++++ Dataset records ++++

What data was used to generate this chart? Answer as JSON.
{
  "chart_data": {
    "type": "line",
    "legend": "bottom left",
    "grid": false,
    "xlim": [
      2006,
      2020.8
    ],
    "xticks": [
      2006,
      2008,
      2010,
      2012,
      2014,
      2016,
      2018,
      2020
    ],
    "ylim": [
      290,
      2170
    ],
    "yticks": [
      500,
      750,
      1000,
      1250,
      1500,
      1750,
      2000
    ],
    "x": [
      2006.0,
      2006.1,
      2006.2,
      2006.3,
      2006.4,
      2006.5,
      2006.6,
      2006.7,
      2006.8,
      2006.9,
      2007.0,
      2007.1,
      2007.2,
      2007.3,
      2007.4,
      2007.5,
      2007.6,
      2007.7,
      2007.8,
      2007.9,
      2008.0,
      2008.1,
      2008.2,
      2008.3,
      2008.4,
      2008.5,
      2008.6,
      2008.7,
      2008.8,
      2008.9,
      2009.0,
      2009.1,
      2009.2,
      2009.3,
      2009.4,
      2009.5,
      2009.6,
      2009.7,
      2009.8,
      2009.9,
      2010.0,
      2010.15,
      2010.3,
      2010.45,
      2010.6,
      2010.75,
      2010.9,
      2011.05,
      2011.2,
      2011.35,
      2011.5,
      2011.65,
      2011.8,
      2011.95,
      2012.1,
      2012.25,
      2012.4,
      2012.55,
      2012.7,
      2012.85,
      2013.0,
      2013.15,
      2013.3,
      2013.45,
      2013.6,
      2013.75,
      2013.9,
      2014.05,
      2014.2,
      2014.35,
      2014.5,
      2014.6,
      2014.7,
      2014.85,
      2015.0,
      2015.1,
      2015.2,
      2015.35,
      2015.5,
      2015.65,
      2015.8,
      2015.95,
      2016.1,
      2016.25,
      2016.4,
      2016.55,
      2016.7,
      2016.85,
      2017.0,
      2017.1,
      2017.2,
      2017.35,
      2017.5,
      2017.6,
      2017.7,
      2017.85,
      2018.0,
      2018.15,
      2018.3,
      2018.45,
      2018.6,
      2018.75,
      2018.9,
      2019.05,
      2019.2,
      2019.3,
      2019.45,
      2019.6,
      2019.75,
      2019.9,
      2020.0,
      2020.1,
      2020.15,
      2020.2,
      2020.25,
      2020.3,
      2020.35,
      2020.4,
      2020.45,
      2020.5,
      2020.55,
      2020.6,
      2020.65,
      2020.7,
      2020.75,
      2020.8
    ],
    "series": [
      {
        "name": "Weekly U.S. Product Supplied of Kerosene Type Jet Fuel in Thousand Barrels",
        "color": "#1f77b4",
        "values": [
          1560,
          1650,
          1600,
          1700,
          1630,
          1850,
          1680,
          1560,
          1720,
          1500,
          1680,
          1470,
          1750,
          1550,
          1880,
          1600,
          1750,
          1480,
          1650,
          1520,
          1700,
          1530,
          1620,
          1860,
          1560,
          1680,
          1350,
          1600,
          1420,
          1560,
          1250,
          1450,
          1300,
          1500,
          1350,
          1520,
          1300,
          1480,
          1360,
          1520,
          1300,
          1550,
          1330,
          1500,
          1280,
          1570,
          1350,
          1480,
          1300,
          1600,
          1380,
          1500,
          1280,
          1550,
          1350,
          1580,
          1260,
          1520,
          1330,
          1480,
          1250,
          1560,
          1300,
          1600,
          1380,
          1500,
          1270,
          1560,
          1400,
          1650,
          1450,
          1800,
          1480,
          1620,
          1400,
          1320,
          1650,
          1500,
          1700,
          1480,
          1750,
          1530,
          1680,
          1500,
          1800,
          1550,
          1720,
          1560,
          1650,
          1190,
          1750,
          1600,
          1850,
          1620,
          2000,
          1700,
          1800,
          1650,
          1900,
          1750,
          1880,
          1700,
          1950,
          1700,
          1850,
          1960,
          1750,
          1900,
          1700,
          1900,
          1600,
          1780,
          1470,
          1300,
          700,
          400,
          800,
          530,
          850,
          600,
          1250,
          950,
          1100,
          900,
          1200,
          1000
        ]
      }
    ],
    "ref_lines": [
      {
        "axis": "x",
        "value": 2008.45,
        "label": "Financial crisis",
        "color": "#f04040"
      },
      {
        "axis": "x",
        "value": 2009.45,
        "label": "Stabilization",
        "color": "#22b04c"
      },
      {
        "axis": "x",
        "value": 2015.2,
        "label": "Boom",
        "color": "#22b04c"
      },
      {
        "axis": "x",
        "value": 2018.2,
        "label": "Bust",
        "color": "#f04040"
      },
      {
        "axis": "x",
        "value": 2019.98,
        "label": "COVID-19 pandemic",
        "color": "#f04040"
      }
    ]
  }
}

++++

• _What you have to do_
Select the lines that carry the string "label" and copy them.

• _Written solution_
        "label": "Financial crisis",
        "label": "Stabilization",
        "label": "Boom",
        "label": "Bust",
        "label": "COVID-19 pandemic",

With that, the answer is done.